Given exercise:
Print all entries precisely as they are written.

Dataset:
** begin **
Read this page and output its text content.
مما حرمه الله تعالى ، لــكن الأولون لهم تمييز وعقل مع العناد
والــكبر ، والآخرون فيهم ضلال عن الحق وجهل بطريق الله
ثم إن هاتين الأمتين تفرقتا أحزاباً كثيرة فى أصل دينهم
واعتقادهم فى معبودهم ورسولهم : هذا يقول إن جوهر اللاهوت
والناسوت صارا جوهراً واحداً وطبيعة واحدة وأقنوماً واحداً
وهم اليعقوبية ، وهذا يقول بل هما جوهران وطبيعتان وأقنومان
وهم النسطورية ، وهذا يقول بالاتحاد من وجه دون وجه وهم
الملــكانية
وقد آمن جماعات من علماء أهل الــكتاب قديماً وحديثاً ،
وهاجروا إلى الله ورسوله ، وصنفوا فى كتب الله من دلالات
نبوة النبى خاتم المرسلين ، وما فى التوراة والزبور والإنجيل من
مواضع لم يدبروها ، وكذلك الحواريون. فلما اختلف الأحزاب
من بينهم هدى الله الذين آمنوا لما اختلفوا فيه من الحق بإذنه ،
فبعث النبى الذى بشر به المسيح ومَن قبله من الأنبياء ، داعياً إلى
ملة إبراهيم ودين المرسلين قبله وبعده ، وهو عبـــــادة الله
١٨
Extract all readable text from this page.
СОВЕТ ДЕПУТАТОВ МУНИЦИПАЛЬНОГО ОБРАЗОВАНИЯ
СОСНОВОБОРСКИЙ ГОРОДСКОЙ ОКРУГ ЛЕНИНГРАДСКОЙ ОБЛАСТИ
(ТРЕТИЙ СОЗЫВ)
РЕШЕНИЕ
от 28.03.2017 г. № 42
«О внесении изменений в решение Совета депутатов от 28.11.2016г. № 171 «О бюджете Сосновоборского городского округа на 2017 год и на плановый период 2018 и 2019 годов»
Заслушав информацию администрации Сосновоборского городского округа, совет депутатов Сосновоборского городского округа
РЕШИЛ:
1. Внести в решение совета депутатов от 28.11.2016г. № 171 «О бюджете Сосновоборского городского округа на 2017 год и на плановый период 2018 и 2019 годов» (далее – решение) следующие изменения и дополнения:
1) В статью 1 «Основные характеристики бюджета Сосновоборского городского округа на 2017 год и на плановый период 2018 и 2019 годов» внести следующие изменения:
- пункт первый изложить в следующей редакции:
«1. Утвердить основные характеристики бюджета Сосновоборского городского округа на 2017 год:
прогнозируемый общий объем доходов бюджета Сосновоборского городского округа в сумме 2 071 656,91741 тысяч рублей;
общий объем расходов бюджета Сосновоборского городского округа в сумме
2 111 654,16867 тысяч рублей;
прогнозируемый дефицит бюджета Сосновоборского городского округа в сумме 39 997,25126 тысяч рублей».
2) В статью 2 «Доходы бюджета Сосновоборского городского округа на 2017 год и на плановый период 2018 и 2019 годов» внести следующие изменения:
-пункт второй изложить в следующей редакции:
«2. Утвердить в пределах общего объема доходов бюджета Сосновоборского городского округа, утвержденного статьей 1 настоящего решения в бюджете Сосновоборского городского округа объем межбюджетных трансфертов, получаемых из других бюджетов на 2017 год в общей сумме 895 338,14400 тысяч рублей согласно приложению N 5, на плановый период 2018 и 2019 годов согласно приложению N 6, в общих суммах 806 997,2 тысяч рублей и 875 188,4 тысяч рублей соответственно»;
** end **
Exercise response:
Read this page and output its text content.
مما حرمه الله تعالى ، لــكن الأولون لهم تمييز وعقل مع العناد
والــكبر ، والآخرون فيهم ضلال عن الحق وجهل بطريق الله
ثم إن هاتين الأمتين تفرقتا أحزاباً كثيرة فى أصل دينهم
واعتقادهم فى معبودهم ورسولهم : هذا يقول إن جوهر اللاهوت
والناسوت صارا جوهراً واحداً وطبيعة واحدة وأقنوماً واحداً
وهم اليعقوبية ، وهذا يقول بل هما جوهران وطبيعتان وأقنومان
وهم النسطورية ، وهذا يقول بالاتحاد من وجه دون وجه وهم
الملــكانية
وقد آمن جماعات من علماء أهل الــكتاب قديماً وحديثاً ،
وهاجروا إلى الله ورسوله ، وصنفوا فى كتب الله من دلالات
نبوة النبى خاتم المرسلين ، وما فى التوراة والزبور والإنجيل من
مواضع لم يدبروها ، وكذلك الحواريون. فلما اختلف الأحزاب
من بينهم هدى الله الذين آمنوا لما اختلفوا فيه من الحق بإذنه ،
فبعث النبى الذى بشر به المسيح ومَن قبله من الأنبياء ، داعياً إلى
ملة إبراهيم ودين المرسلين قبله وبعده ، وهو عبـــــادة الله
١٨
Extract all readable text from this page.
СОВЕТ ДЕПУТАТОВ МУНИЦИПАЛЬНОГО ОБРАЗОВАНИЯ
СОСНОВОБОРСКИЙ ГОРОДСКОЙ ОКРУГ ЛЕНИНГРАДСКОЙ ОБЛАСТИ
(ТРЕТИЙ СОЗЫВ)
РЕШЕНИЕ
от 28.03.2017 г. № 42
«О внесении изменений в решение Совета депутатов от 28.11.2016г. № 171 «О бюджете Сосновоборского городского округа на 2017 год и на плановый период 2018 и 2019 годов»
Заслушав информацию администрации Сосновоборского городского округа, совет депутатов Сосновоборского городского округа
РЕШИЛ:
1. Внести в решение совета депутатов от 28.11.2016г. № 171 «О бюджете Сосновоборского городского округа на 2017 год и на плановый период 2018 и 2019 годов» (далее – решение) следующие изменения и дополнения:
1) В статью 1 «Основные характеристики бюджета Сосновоборского городского округа на 2017 год и на плановый период 2018 и 2019 годов» внести следующие изменения:
- пункт первый изложить в следующей редакции:
«1. Утвердить основные характеристики бюджета Сосновоборского городского округа на 2017 год:
прогнозируемый общий объем доходов бюджета Сосновоборского городского округа в сумме 2 071 656,91741 тысяч рублей;
общий объем расходов бюджета Сосновоборского городского округа в сумме
2 111 654,16867 тысяч рублей;
прогнозируемый дефицит бюджета Сосновоборского городского округа в сумме 39 997,25126 тысяч рублей».
2) В статью 2 «Доходы бюджета Сосновоборского городского округа на 2017 год и на плановый период 2018 и 2019 годов» внести следующие изменения:
-пункт второй изложить в следующей редакции:
«2. Утвердить в пределах общего объема доходов бюджета Сосновоборского городского округа, утвержденного статьей 1 настоящего решения в бюджете Сосновоборского городского округа объем межбюджетных трансфертов, получаемых из других бюджетов на 2017 год в общей сумме 895 338,14400 тысяч рублей согласно приложению N 5, на плановый период 2018 и 2019 годов согласно приложению N 6, в общих суммах 806 997,2 тысяч рублей и 875 188,4 тысяч рублей соответственно»;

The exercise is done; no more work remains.